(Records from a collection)
########################################

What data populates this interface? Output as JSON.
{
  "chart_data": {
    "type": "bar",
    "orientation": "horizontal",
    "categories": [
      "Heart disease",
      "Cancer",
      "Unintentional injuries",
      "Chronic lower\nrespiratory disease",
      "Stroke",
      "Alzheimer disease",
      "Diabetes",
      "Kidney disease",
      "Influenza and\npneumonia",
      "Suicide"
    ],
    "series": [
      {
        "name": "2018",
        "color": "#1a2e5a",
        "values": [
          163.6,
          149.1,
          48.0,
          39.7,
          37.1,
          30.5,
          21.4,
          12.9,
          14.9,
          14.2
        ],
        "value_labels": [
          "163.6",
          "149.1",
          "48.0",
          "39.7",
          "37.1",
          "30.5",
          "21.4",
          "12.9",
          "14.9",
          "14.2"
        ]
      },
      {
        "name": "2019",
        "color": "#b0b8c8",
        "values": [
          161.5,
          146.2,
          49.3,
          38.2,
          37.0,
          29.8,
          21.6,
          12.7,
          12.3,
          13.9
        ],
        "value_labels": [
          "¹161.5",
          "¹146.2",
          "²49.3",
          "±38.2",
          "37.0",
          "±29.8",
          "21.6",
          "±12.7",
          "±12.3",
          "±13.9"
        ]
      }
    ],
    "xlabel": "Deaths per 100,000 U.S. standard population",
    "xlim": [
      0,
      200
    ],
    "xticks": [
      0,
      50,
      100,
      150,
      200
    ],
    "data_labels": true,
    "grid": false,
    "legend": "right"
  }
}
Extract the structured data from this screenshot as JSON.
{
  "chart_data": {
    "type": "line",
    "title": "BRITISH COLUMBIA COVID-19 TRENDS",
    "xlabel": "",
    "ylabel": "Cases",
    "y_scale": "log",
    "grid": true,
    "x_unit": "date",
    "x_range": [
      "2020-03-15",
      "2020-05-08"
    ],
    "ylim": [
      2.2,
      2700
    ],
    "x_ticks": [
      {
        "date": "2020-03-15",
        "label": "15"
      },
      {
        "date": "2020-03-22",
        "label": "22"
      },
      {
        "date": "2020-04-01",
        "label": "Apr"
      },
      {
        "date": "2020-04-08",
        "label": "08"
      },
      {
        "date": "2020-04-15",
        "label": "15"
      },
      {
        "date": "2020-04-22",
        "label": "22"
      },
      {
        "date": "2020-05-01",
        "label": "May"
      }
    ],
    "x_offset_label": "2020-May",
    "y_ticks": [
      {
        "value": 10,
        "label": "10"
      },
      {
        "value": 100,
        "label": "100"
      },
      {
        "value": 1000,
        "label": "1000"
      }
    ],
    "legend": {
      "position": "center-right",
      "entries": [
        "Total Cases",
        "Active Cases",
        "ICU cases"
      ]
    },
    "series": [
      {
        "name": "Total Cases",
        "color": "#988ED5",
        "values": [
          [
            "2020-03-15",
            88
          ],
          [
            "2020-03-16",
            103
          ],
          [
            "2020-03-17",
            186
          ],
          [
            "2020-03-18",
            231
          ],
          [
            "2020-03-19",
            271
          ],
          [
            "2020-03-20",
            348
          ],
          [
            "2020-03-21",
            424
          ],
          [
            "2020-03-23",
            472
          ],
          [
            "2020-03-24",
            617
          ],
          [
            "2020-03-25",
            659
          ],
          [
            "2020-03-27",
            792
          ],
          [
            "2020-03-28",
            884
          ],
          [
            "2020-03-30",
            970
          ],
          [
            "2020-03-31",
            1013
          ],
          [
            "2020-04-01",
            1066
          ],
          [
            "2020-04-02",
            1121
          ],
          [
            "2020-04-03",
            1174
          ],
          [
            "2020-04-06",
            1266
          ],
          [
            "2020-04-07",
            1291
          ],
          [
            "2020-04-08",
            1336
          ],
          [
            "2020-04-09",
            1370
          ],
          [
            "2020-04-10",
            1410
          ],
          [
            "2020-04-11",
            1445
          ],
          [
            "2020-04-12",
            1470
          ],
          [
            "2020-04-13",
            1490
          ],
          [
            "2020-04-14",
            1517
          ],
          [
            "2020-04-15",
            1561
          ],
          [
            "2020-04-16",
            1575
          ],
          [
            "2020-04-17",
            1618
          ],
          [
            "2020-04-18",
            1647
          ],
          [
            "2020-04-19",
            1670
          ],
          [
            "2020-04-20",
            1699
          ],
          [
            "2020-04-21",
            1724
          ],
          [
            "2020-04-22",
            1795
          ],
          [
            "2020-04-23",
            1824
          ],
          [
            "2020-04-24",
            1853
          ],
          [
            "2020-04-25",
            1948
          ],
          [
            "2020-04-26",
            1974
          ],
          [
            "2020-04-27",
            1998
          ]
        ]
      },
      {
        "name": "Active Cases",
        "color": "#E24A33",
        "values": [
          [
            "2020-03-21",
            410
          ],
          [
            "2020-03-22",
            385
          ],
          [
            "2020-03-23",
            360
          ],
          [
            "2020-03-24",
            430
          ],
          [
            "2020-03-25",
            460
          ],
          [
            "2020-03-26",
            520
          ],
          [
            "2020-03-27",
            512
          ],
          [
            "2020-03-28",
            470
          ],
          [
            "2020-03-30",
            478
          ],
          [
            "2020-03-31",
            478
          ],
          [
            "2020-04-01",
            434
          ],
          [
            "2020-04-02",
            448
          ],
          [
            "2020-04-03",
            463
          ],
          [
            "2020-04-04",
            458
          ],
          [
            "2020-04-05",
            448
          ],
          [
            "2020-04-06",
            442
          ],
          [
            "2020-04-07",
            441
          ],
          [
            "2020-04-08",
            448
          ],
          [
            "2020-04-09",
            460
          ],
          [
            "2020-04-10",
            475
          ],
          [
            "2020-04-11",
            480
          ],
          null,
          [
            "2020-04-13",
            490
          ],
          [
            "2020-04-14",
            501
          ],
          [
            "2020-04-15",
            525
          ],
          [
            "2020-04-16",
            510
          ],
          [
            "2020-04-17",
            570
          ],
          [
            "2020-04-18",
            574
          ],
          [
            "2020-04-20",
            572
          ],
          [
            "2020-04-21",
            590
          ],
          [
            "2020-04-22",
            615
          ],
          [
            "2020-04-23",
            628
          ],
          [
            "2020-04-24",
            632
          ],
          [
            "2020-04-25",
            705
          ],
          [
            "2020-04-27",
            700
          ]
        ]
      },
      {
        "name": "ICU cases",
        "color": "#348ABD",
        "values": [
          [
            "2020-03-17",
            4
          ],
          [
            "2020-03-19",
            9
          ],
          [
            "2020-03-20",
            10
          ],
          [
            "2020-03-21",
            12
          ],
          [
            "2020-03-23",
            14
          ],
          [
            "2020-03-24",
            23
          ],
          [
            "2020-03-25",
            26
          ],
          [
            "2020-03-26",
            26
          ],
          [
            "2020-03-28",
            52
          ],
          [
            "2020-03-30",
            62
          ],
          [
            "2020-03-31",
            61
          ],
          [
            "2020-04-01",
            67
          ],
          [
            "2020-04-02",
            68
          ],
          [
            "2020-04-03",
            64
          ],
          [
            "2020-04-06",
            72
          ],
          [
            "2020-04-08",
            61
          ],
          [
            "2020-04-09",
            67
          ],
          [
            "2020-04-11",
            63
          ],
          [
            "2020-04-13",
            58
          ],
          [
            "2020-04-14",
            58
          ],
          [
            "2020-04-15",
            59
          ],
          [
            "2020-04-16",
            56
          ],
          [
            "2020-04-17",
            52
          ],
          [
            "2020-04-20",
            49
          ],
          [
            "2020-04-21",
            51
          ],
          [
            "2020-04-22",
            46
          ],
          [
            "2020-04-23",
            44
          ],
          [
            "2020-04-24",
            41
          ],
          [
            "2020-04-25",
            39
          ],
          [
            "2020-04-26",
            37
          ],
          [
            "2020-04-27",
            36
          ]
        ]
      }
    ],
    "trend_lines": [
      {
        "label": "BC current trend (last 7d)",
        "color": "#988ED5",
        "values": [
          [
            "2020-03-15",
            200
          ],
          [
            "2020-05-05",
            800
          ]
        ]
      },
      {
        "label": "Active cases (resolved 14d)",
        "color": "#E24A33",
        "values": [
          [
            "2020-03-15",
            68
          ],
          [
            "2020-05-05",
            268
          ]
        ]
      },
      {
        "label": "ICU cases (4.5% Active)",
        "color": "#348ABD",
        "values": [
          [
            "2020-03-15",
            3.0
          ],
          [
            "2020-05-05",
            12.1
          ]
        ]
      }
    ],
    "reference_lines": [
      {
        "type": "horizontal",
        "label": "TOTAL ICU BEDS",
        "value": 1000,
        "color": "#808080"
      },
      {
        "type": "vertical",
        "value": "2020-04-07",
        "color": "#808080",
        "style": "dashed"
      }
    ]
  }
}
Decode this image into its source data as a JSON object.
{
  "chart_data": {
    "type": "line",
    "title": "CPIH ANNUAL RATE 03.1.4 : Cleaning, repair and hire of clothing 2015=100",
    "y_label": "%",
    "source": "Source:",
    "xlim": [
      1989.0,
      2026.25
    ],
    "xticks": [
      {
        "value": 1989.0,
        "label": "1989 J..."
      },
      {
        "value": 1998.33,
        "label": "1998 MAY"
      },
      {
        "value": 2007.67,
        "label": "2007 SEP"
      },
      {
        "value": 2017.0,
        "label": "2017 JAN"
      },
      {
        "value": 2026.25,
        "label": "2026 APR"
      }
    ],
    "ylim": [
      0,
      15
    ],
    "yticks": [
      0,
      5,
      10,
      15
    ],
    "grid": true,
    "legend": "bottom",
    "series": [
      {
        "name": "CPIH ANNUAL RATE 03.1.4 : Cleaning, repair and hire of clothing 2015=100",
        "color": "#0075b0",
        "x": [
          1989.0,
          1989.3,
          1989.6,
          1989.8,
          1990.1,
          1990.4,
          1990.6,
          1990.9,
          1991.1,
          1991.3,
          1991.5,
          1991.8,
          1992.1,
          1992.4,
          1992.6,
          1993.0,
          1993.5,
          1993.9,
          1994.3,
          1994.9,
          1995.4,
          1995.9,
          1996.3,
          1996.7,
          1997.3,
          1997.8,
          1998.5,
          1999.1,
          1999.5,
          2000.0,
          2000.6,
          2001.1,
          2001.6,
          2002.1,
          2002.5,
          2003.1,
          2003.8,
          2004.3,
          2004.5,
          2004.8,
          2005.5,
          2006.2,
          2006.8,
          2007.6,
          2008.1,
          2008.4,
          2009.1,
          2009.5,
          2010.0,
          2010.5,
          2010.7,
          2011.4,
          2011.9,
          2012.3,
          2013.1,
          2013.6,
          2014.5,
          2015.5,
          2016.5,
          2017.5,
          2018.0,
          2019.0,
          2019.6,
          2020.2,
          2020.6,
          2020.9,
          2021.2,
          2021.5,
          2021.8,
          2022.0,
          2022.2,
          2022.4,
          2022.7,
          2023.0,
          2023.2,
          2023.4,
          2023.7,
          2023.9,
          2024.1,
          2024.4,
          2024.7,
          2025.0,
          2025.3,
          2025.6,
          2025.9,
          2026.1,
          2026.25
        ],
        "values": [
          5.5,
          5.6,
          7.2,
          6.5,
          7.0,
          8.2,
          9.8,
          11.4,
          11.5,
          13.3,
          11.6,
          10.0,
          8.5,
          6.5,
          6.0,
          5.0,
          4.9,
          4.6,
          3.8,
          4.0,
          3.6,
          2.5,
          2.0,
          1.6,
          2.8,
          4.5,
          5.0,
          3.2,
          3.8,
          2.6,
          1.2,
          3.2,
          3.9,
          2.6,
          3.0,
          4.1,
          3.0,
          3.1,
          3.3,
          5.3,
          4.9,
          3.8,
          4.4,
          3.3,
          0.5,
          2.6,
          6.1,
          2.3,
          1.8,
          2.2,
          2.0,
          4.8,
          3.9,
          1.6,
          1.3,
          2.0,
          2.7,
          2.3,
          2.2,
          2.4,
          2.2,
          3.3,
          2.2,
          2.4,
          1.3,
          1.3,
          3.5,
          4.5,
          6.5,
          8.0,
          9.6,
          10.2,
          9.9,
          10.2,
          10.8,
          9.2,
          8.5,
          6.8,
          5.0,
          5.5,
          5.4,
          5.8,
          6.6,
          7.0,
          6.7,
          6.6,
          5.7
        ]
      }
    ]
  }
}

########################################

Scan the records for the string "clothing". Copy each line in which it appears.

    "title": "CPIH ANNUAL RATE 03.1.4 : Cleaning, repair and hire of clothing 2015=100",
        "name": "CPIH ANNUAL RATE 03.1.4 : Cleaning, repair and hire of clothing 2015=100",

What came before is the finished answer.